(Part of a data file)
# # # # #
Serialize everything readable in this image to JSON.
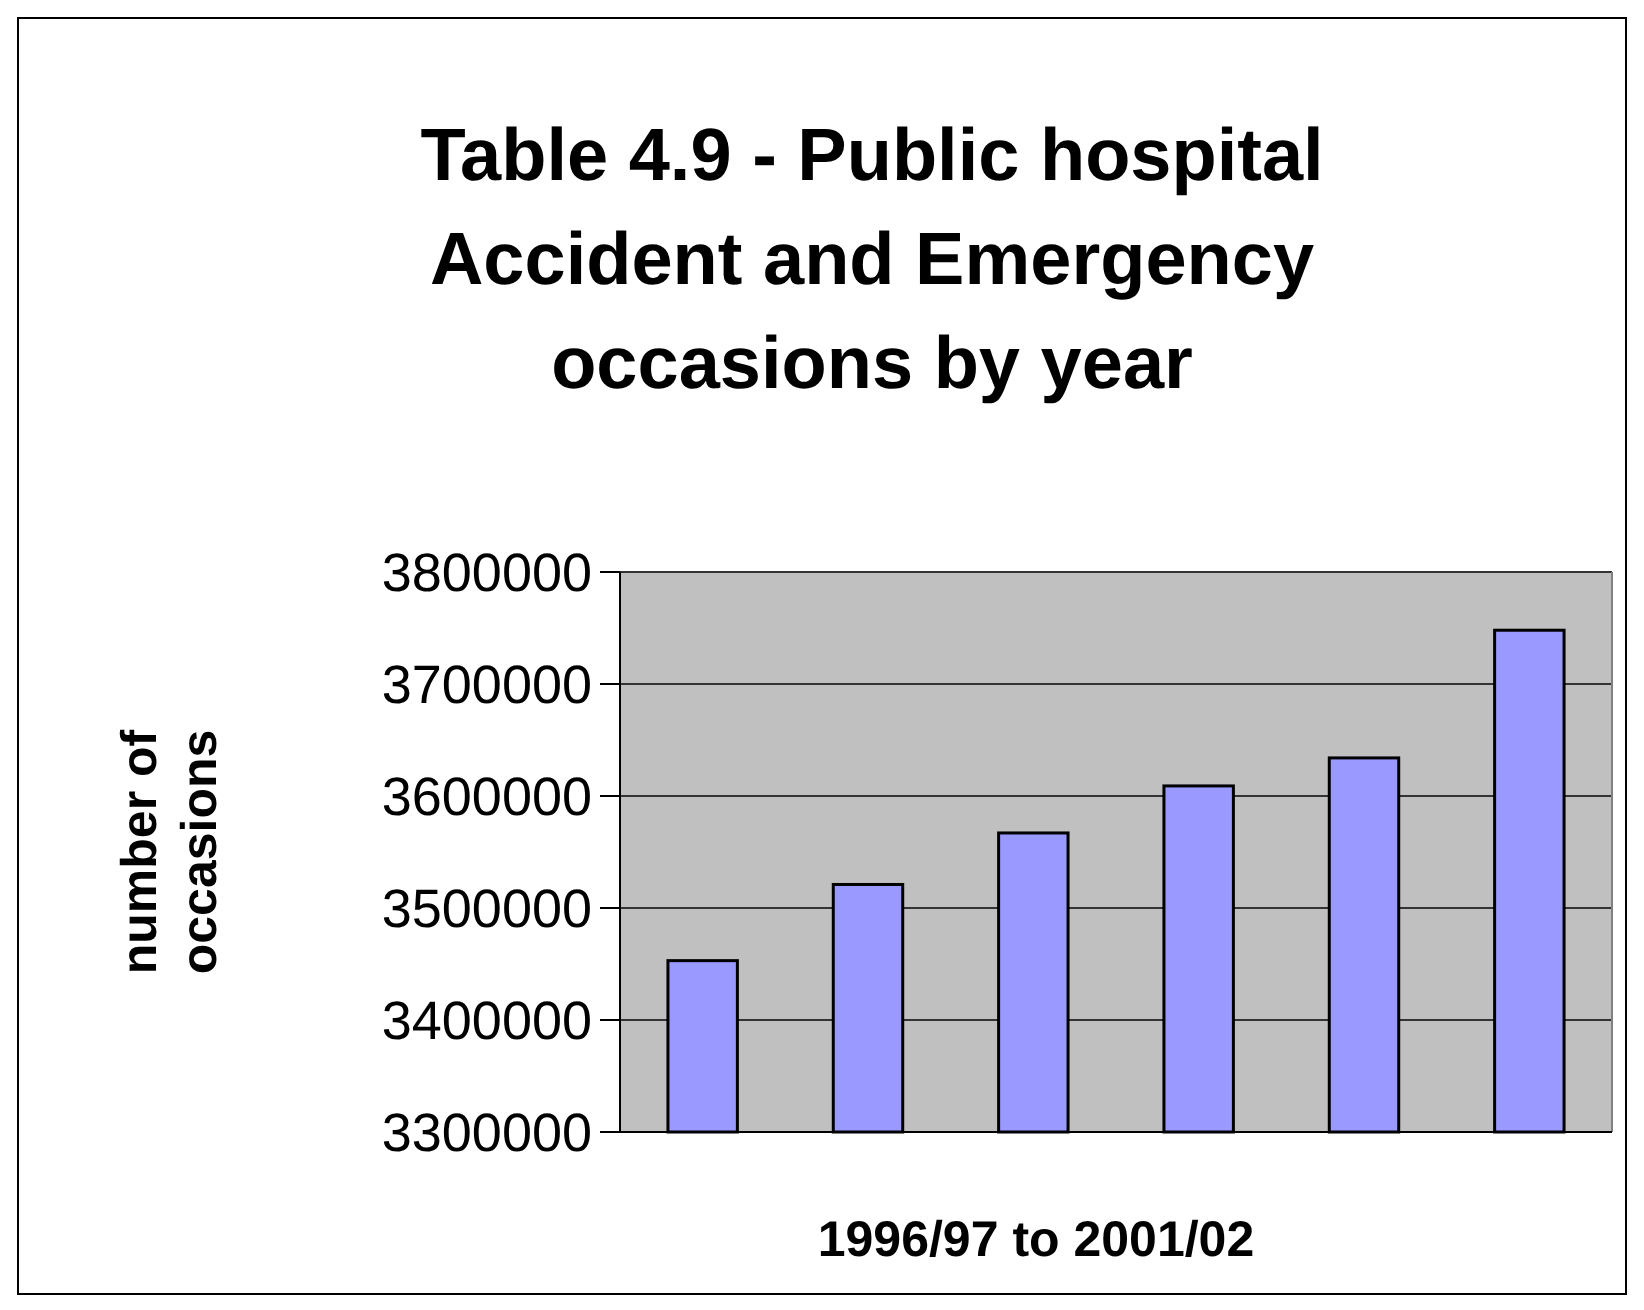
{
  "chart_data": {
    "type": "bar",
    "title": "Table 4.9 - Public hospital Accident and Emergency occasions by year",
    "xlabel": "1996/97 to 2001/02",
    "ylabel": "number of occasions",
    "categories": [
      null,
      null,
      null,
      null,
      null,
      null
    ],
    "values": [
      3453000,
      3521000,
      3567000,
      3609000,
      3634000,
      3748000
    ],
    "color": "#9999ff",
    "ylim": [
      3300000,
      3800000
    ],
    "yticks": [
      3300000,
      3400000,
      3500000,
      3600000,
      3700000,
      3800000
    ],
    "grid": "y"
  }
}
# # # # #
**Task brief**
Output the records above exactly; leave out the pictures.

**Output for this task**
Serialize everything readable in this image to JSON.
{
  "chart_data": {
    "type": "bar",
    "title": "Table 4.9 - Public hospital Accident and Emergency occasions by year",
    "xlabel": "1996/97 to 2001/02",
    "ylabel": "number of occasions",
    "categories": [
      null,
      null,
      null,
      null,
      null,
      null
    ],
    "values": [
      3453000,
      3521000,
      3567000,
      3609000,
      3634000,
      3748000
    ],
    "color": "#9999ff",
    "ylim": [
      3300000,
      3800000
    ],
    "yticks": [
      3300000,
      3400000,
      3500000,
      3600000,
      3700000,
      3800000
    ],
    "grid": "y"
  }
}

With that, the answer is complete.